+++ RECORDS

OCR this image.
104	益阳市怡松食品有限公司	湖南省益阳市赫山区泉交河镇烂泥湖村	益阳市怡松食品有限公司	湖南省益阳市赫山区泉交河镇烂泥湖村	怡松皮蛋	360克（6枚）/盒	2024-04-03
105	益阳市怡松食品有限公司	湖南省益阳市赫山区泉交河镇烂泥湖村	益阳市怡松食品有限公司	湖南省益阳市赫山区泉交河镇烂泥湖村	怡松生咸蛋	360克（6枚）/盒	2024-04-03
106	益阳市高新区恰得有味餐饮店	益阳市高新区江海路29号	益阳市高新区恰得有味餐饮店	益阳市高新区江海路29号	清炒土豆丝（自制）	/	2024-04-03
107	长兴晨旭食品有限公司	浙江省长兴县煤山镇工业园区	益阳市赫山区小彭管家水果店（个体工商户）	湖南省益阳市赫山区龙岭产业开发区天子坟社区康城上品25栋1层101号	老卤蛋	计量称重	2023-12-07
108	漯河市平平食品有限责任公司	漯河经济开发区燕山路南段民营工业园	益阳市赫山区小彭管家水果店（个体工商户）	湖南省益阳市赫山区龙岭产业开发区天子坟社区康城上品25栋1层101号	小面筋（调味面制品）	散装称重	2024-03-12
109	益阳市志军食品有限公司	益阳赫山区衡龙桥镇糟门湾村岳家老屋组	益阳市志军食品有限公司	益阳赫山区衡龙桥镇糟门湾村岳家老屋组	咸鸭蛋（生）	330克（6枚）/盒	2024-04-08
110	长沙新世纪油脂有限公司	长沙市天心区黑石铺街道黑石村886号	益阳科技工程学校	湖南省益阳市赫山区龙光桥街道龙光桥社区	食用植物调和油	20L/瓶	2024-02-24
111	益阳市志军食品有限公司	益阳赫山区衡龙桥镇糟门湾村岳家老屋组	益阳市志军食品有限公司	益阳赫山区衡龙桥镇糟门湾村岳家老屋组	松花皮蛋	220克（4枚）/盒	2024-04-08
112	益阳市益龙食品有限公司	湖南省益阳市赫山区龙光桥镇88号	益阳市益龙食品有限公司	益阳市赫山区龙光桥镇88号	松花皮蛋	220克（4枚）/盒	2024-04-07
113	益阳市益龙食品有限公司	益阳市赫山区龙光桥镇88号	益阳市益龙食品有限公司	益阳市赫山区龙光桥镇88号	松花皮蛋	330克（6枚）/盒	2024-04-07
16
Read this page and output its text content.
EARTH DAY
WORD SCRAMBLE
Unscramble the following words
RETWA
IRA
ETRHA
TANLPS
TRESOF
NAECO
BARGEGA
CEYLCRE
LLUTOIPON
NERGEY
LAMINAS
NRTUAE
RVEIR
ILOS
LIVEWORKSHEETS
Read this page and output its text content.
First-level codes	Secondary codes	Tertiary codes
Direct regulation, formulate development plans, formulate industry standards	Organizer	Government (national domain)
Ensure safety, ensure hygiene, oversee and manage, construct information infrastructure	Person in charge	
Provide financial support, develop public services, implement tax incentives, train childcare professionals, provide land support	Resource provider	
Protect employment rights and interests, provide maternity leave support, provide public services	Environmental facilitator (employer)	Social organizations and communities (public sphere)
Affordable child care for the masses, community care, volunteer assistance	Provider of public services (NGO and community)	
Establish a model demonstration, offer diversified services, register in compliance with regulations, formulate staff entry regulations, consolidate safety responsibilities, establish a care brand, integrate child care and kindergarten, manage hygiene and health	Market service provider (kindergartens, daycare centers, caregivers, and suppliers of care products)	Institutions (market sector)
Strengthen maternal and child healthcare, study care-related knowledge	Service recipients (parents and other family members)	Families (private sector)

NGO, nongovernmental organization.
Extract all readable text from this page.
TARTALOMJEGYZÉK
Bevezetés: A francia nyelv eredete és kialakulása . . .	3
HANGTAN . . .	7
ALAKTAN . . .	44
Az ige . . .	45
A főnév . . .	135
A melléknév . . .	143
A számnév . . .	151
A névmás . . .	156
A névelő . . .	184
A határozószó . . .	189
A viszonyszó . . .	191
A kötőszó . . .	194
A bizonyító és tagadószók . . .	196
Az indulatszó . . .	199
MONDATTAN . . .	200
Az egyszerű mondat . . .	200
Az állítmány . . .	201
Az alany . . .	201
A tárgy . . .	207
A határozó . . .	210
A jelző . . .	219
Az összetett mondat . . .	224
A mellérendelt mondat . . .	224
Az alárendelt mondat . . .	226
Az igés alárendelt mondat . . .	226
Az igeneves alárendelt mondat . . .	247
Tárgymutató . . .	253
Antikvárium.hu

++++++

Scan the records above, count the lines with "this" in them, and give only the number.

• **SOLUTION TO THE EXERCISE**:
4